Do this -
Reproduce the full listing below unchanged, apart from the pictures.

Provided material -
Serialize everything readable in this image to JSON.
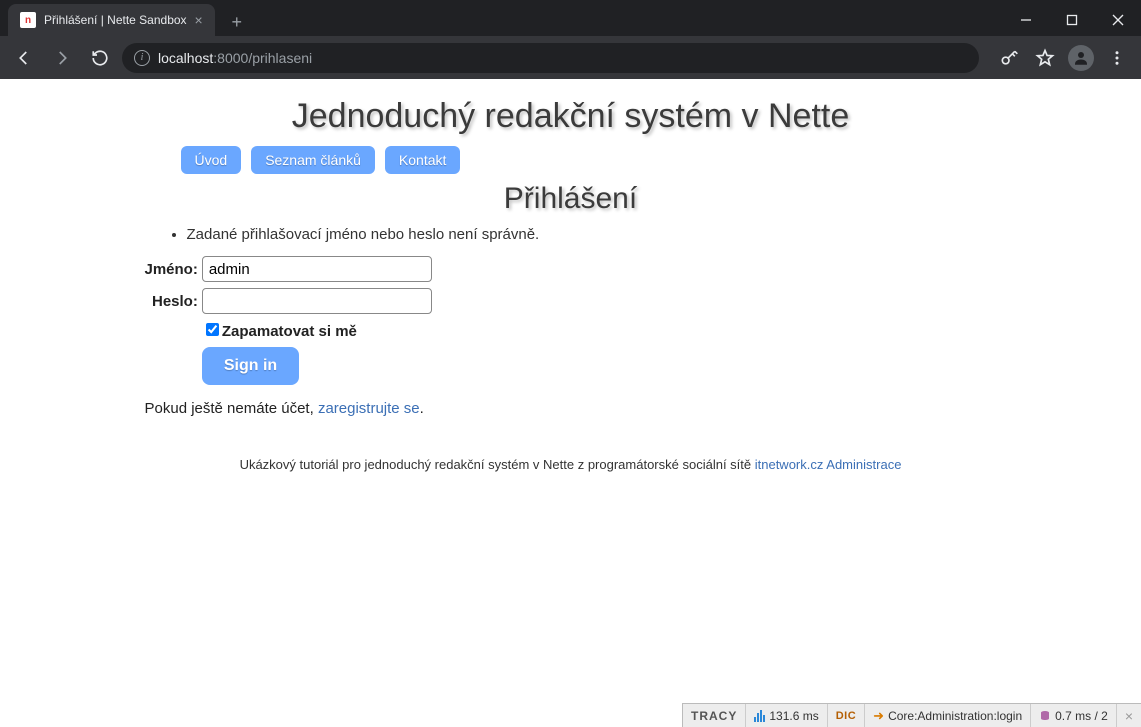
{
  "browser": {
    "tab_title": "Přihlášení | Nette Sandbox",
    "url_host": "localhost",
    "url_port": ":8000",
    "url_path": "/prihlaseni"
  },
  "page": {
    "site_title": "Jednoduchý redakční systém v Nette",
    "nav": [
      "Úvod",
      "Seznam článků",
      "Kontakt"
    ],
    "heading": "Přihlášení",
    "error": "Zadané přihlašovací jméno nebo heslo není správně.",
    "form": {
      "username_label": "Jméno:",
      "username_value": "admin",
      "password_label": "Heslo:",
      "password_value": "",
      "remember_checked": true,
      "remember_label": "Zapamatovat si mě",
      "submit_label": "Sign in"
    },
    "register_prefix": "Pokud ještě nemáte účet, ",
    "register_link": "zaregistrujte se",
    "register_suffix": ".",
    "footer_text": "Ukázkový tutoriál pro jednoduchý redakční systém v Nette z programátorské sociální sítě ",
    "footer_link1": "itnetwork.cz",
    "footer_sep": " ",
    "footer_link2": "Administrace"
  },
  "tracy": {
    "logo": "TRACY",
    "time": "131.6 ms",
    "dic": "DIC",
    "route": "Core:Administration:login",
    "db": "0.7 ms / 2",
    "close": "×"
  }
}
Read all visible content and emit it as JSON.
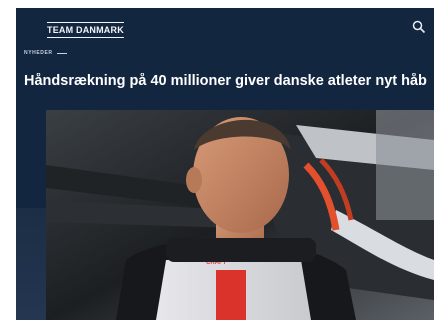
{
  "header": {
    "logo_text": "TEAM DANMARK",
    "search_icon": "search-icon"
  },
  "article": {
    "kicker": "NYHEDER",
    "headline": "Håndsrækning på 40 millioner giver danske atleter nyt håb",
    "photo_brand_text": "CRAFT"
  },
  "colors": {
    "background_navy": "#122640",
    "text_white": "#ffffff"
  }
}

Written reply -
Serialize everything readable in this image to JSON.
{
  "browser": {
    "tab_title": "Přihlášení | Nette Sandbox",
    "url_host": "localhost",
    "url_port": ":8000",
    "url_path": "/prihlaseni"
  },
  "page": {
    "site_title": "Jednoduchý redakční systém v Nette",
    "nav": [
      "Úvod",
      "Seznam článků",
      "Kontakt"
    ],
    "heading": "Přihlášení",
    "error": "Zadané přihlašovací jméno nebo heslo není správně.",
    "form": {
      "username_label": "Jméno:",
      "username_value": "admin",
      "password_label": "Heslo:",
      "password_value": "",
      "remember_checked": true,
      "remember_label": "Zapamatovat si mě",
      "submit_label": "Sign in"
    },
    "register_prefix": "Pokud ještě nemáte účet, ",
    "register_link": "zaregistrujte se",
    "register_suffix": ".",
    "footer_text": "Ukázkový tutoriál pro jednoduchý redakční systém v Nette z programátorské sociální sítě ",
    "footer_link1": "itnetwork.cz",
    "footer_sep": " ",
    "footer_link2": "Administrace"
  },
  "tracy": {
    "logo": "TRACY",
    "time": "131.6 ms",
    "dic": "DIC",
    "route": "Core:Administration:login",
    "db": "0.7 ms / 2",
    "close": "×"
  }
}
Read all visible content and emit it as JSON.
{
  "header": {
    "logo_text": "TEAM DANMARK",
    "search_icon": "search-icon"
  },
  "article": {
    "kicker": "NYHEDER",
    "headline": "Håndsrækning på 40 millioner giver danske atleter nyt håb",
    "photo_brand_text": "CRAFT"
  },
  "colors": {
    "background_navy": "#122640",
    "text_white": "#ffffff"
  }
}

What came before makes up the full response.